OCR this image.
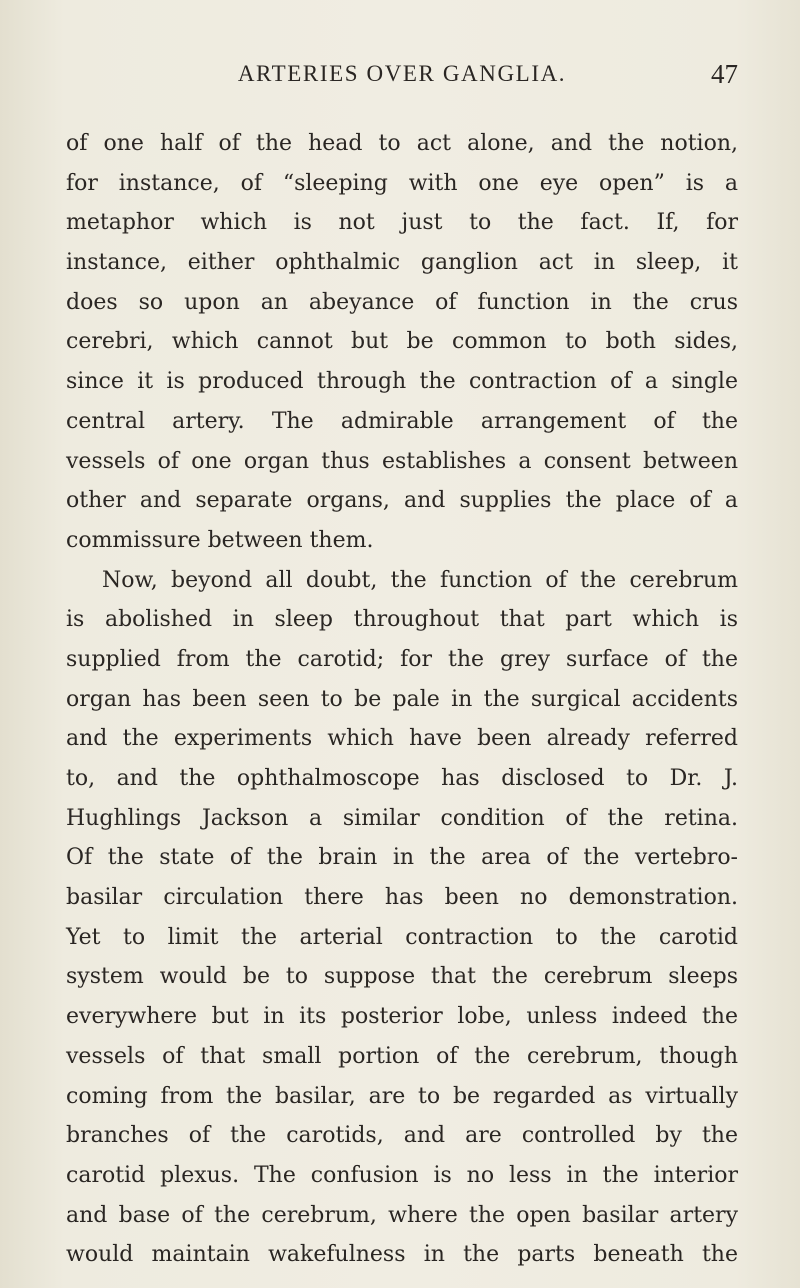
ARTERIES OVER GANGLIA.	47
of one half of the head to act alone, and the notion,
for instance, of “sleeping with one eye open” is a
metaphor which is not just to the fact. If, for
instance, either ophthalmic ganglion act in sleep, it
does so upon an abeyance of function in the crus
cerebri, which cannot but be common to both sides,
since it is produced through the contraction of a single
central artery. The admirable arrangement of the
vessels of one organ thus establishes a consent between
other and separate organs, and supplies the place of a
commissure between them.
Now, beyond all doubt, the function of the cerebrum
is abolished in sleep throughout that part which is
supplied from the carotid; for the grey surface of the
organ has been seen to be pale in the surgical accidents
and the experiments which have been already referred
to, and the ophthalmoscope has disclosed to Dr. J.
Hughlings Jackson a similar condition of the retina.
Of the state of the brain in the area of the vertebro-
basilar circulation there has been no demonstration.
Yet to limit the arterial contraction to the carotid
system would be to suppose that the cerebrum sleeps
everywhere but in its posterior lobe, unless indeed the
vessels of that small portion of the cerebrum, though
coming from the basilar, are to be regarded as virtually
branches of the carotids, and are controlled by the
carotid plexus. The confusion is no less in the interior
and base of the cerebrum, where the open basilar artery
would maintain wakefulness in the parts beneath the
------------------------------------------------------------------------
* **Requirement**
Write out each line of the data that holds the string "vessels".

* **Full output**
vessels of one organ thus establishes a consent between
vessels of that small portion of the cerebrum, though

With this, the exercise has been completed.